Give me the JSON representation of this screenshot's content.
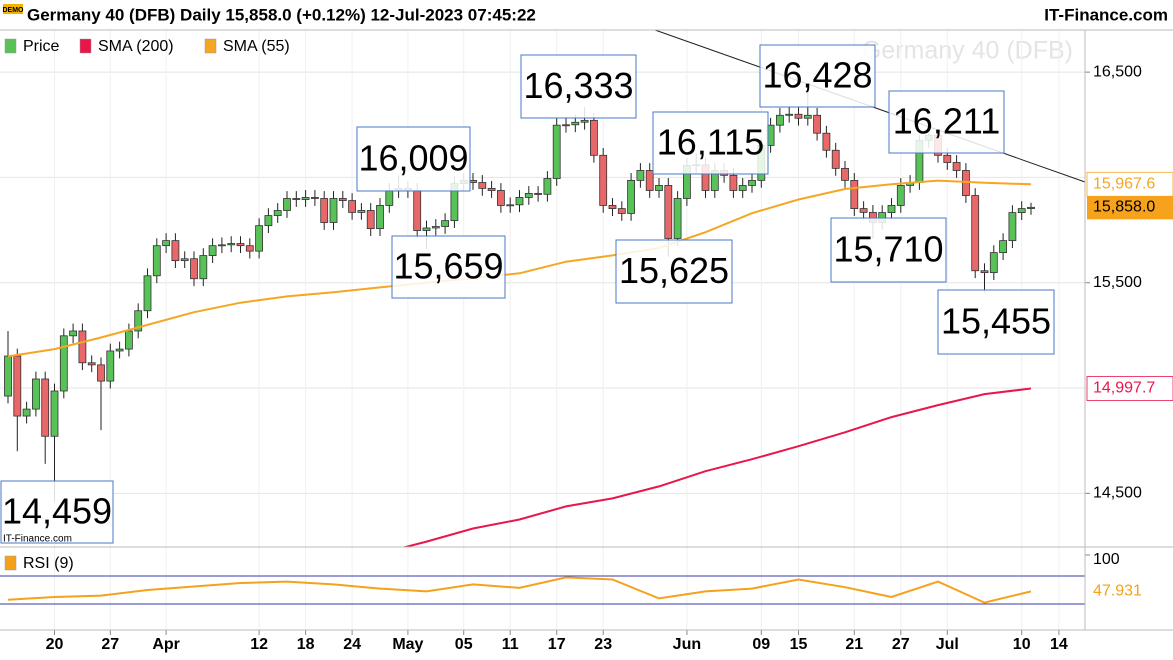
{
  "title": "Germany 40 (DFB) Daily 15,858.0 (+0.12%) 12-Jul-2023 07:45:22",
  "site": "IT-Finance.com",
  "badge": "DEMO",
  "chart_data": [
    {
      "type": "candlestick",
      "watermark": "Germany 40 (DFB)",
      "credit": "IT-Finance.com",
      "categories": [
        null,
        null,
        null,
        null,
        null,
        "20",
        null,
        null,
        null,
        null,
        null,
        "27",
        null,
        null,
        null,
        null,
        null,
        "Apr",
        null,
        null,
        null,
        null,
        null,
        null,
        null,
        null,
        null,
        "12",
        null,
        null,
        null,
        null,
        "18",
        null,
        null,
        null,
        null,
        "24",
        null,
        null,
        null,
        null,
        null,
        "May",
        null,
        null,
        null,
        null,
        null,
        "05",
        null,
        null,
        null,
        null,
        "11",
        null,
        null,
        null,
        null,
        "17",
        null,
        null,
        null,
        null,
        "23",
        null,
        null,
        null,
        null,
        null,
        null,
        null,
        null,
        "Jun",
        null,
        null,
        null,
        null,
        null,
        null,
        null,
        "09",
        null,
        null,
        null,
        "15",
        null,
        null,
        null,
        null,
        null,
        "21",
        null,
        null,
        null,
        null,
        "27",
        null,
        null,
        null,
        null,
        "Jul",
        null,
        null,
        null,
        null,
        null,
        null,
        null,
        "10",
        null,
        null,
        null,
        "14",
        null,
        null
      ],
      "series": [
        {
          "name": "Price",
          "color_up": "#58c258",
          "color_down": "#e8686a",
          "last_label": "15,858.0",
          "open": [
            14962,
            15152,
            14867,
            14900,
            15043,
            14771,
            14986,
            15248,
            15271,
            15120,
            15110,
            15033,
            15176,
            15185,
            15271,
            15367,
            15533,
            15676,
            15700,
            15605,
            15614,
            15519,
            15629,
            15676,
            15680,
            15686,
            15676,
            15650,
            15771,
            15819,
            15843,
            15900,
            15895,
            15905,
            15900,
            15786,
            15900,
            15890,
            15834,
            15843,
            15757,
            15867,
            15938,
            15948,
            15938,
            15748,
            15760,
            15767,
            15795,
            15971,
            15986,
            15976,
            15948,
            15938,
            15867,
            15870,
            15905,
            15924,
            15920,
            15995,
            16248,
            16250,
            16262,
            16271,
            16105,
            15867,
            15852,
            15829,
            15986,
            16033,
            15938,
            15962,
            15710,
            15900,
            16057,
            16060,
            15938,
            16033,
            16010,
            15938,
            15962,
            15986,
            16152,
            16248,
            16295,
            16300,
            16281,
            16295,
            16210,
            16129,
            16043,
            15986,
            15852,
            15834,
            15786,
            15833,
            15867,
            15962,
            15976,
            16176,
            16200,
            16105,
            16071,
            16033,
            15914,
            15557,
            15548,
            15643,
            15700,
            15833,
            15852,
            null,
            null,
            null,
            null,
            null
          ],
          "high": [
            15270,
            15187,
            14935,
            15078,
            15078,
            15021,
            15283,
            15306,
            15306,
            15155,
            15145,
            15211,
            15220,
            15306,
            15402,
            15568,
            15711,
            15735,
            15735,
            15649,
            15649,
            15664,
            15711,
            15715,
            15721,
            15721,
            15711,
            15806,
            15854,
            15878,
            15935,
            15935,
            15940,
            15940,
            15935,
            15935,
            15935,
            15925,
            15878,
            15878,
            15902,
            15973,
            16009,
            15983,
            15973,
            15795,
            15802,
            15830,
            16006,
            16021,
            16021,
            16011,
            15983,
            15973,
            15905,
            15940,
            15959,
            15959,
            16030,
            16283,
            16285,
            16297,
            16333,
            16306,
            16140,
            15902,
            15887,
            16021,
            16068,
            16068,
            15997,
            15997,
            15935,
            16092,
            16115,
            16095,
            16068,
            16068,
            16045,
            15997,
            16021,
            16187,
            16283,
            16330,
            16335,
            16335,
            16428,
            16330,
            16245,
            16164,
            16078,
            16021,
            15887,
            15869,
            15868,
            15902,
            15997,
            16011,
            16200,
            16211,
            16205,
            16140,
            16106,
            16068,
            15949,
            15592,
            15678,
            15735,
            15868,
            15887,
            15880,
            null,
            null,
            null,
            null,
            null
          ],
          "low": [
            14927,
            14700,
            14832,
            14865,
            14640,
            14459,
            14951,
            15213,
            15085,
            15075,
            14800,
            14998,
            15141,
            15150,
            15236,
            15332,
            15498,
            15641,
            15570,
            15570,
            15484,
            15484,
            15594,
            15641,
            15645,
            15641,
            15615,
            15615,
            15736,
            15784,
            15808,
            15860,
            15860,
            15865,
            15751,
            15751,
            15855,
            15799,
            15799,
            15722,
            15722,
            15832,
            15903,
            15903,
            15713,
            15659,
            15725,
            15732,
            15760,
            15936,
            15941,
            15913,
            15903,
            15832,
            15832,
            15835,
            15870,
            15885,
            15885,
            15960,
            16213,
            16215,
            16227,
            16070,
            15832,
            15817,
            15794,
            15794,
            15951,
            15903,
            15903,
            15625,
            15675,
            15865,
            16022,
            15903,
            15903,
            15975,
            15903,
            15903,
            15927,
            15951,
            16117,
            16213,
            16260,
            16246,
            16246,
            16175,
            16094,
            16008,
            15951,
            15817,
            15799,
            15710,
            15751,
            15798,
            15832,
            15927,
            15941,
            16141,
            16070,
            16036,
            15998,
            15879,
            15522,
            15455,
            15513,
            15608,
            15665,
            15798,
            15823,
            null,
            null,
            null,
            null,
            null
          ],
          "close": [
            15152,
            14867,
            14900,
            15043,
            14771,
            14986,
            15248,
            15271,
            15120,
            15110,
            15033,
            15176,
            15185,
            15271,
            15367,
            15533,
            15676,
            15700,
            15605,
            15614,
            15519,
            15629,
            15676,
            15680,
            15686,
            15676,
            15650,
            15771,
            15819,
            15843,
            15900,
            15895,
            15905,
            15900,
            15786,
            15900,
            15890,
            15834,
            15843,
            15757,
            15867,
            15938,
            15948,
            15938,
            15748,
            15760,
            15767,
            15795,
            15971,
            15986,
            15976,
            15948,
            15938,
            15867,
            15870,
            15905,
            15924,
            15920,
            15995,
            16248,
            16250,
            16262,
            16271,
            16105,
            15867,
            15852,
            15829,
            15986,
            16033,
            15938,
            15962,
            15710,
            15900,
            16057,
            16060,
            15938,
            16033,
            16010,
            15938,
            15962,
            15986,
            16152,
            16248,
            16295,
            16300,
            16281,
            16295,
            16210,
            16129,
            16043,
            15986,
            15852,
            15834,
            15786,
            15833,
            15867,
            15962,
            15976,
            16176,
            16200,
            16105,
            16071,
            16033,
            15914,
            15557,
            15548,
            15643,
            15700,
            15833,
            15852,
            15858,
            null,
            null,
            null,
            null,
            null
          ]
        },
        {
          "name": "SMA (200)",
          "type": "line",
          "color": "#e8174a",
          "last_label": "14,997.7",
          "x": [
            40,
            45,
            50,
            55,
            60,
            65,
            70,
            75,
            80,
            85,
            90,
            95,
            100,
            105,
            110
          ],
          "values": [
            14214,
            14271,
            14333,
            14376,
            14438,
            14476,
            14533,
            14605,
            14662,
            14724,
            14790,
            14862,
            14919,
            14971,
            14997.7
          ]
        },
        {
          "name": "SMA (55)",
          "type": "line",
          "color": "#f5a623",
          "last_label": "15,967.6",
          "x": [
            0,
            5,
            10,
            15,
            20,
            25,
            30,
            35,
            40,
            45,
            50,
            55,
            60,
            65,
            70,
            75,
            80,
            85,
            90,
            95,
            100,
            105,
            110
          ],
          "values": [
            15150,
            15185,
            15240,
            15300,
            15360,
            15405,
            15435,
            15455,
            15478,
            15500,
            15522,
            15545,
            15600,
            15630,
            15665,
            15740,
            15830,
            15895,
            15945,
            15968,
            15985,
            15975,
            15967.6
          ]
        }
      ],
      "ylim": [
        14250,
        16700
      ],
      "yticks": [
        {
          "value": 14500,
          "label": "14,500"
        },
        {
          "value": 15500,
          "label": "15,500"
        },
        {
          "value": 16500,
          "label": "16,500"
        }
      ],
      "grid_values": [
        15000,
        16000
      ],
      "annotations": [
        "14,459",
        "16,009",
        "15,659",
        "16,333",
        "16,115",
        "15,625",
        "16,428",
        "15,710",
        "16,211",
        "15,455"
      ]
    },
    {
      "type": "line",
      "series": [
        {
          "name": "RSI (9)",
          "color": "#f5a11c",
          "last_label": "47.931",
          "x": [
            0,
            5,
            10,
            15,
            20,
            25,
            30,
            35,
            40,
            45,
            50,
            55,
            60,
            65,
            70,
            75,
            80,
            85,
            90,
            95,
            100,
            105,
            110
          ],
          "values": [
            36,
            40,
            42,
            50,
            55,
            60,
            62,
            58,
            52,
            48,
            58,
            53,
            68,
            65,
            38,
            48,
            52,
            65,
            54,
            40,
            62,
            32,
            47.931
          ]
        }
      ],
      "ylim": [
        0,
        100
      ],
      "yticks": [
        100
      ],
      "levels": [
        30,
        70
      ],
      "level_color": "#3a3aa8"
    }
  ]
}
........
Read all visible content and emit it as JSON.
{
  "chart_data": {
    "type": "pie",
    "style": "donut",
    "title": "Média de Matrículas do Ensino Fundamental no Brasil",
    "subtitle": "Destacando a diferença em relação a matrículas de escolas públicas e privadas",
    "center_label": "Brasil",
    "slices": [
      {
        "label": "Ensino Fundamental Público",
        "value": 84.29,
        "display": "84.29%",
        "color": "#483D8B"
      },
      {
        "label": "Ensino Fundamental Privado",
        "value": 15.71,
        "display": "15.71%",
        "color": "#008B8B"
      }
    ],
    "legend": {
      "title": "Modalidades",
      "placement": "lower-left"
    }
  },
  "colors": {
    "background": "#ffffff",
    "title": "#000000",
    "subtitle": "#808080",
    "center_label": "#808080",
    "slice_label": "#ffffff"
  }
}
........
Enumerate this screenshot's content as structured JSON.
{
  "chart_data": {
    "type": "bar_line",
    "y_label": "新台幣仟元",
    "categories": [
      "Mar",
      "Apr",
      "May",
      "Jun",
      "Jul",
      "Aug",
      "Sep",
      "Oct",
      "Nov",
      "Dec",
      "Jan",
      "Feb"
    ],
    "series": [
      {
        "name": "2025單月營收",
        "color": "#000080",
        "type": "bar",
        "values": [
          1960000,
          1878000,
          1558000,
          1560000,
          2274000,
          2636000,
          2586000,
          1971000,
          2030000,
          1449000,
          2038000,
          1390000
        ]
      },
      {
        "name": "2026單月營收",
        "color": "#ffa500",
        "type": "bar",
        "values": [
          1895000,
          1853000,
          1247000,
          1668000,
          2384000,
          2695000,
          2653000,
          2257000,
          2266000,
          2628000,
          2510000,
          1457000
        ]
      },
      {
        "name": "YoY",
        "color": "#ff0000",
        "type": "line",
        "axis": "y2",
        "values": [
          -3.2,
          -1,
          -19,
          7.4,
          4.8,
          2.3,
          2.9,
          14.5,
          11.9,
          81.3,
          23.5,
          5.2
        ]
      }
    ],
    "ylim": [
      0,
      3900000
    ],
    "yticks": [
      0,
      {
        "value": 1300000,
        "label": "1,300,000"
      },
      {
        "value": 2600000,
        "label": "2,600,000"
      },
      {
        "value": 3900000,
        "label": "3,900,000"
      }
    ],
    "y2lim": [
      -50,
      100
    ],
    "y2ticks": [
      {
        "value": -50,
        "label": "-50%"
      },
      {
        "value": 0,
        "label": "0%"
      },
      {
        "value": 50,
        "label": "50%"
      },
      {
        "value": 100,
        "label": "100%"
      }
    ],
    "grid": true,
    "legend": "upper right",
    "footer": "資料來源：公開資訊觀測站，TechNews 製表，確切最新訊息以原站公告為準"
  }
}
........
== The exercise ==
Determine how many lines of the data contain "Ensino" and give nothing but that number.

== Output ==
3